▶ [WHAT IS REQUIRED]: For each line below that includes the word "Convert", make a copy.

— Start GIVEN DATA —

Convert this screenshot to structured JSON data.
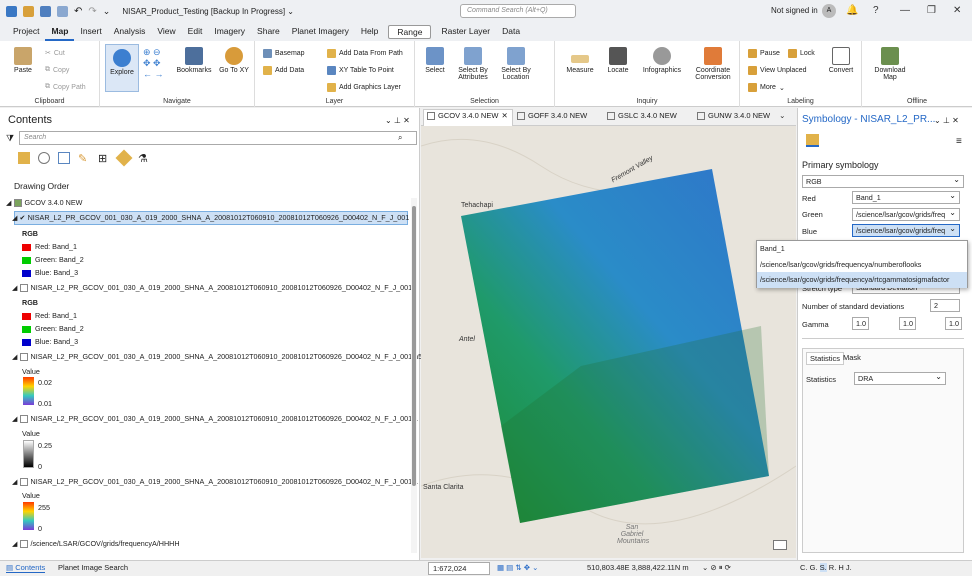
{
  "titlebar": {
    "title": "NISAR_Product_Testing [Backup In Progress]  ⌄",
    "command_search": "Command Search (Alt+Q)",
    "signin": "Not signed in",
    "avatar": "A"
  },
  "menu": {
    "items": [
      "Project",
      "Map",
      "Insert",
      "Analysis",
      "View",
      "Edit",
      "Imagery",
      "Share",
      "Planet Imagery",
      "Help"
    ],
    "contextual": [
      "Range",
      "Raster Layer",
      "Data"
    ]
  },
  "ribbon": {
    "clipboard": {
      "label": "Clipboard",
      "paste": "Paste",
      "cut": "Cut",
      "copy": "Copy",
      "copy_path": "Copy Path"
    },
    "navigate": {
      "label": "Navigate",
      "explore": "Explore",
      "bookmarks": "Bookmarks",
      "goto": "Go To XY"
    },
    "layer": {
      "label": "Layer",
      "basemap": "Basemap",
      "add_data": "Add Data",
      "add_from_path": "Add Data From Path",
      "xy_table": "XY Table To Point",
      "add_graphics": "Add Graphics Layer"
    },
    "selection": {
      "label": "Selection",
      "select": "Select",
      "by_attr": "Select By Attributes",
      "by_loc": "Select By Location"
    },
    "inquiry": {
      "label": "Inquiry",
      "measure": "Measure",
      "locate": "Locate",
      "infographics": "Infographics",
      "coord": "Coordinate Conversion"
    },
    "labeling": {
      "label": "Labeling",
      "pause": "Pause",
      "lock": "Lock",
      "view_unplaced": "View Unplaced",
      "more": "More",
      "convert": "Convert"
    },
    "offline": {
      "label": "Offline",
      "download": "Download Map"
    }
  },
  "contents": {
    "title": "Contents",
    "search_placeholder": "Search",
    "drawing_order": "Drawing Order",
    "map_name": "GCOV 3.4.0 NEW",
    "layer1": "NISAR_L2_PR_GCOV_001_030_A_019_2000_SHNA_A_20081012T060910_20081012T060926_D00402_N_F_J_001",
    "rgb1": "RGB",
    "red1": "Red:  Band_1",
    "green1": "Green: Band_2",
    "blue1": "Blue:  Band_3",
    "layer2": "NISAR_L2_PR_GCOV_001_030_A_019_2000_SHNA_A_20081012T060910_20081012T060926_D00402_N_F_J_001",
    "rgb2": "RGB",
    "red2": "Red:  Band_1",
    "green2": "Green: Band_2",
    "blue2": "Blue:  Band_3",
    "layer3": "NISAR_L2_PR_GCOV_001_030_A_019_2000_SHNA_A_20081012T060910_20081012T060926_D00402_N_F_J_001.h5",
    "value3": "Value",
    "max3": "0.02",
    "min3": "0.01",
    "layer4": "NISAR_L2_PR_GCOV_001_030_A_019_2000_SHNA_A_20081012T060910_20081012T060926_D00402_N_F_J_001...",
    "value4": "Value",
    "max4": "0.25",
    "min4": "0",
    "layer5": "NISAR_L2_PR_GCOV_001_030_A_019_2000_SHNA_A_20081012T060910_20081012T060926_D00402_N_F_J_001...",
    "value5": "Value",
    "max5": "255",
    "min5": "0",
    "layer6": "/science/LSAR/GCOV/grids/frequencyA/HHHH"
  },
  "map": {
    "tabs": [
      "GCOV 3.4.0 NEW",
      "GOFF 3.4.0 NEW",
      "GSLC 3.4.0 NEW",
      "GUNW 3.4.0 NEW"
    ],
    "places": {
      "tehachapi": "Tehachapi",
      "santa_clarita": "Santa Clarita",
      "antelope": "Antel",
      "fremont": "Fremont Valley",
      "san_gabriel": "San Gabriel Mountains"
    },
    "scale": "1:672,024",
    "coords": "510,803.48E 3,888,422.11N m"
  },
  "status": {
    "tab1": "Contents",
    "tab2": "Planet Image Search"
  },
  "symbology": {
    "title": "Symbology - NISAR_L2_PR...",
    "primary": "Primary symbology",
    "renderer": "RGB",
    "red_label": "Red",
    "red_value": "Band_1",
    "green_label": "Green",
    "green_value": "/science/lsar/gcov/grids/freq",
    "blue_label": "Blue",
    "blue_value": "/science/lsar/gcov/grids/freq",
    "stretch_label": "Stretch type",
    "stretch_value": "Standard Deviation",
    "nstd_label": "Number of standard deviations",
    "nstd_value": "2",
    "gamma_label": "Gamma",
    "gamma": [
      "1.0",
      "1.0",
      "1.0"
    ],
    "tab_statistics": "Statistics",
    "tab_mask": "Mask",
    "statistics_label": "Statistics",
    "statistics_value": "DRA",
    "bottom_tabs": [
      "C.",
      "G.",
      "S.",
      "R.",
      "H",
      "J."
    ]
  },
  "dropdown": {
    "options": [
      "Band_1",
      "/science/lsar/gcov/grids/frequencya/numberoflooks",
      "/science/lsar/gcov/grids/frequencya/rtcgammatosigmafactor"
    ]
  }
}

— End GIVEN DATA —

▶ [SOLUTION FOR THIS TASK]:
Convert this screenshot to structured JSON data.
      "convert": "Convert"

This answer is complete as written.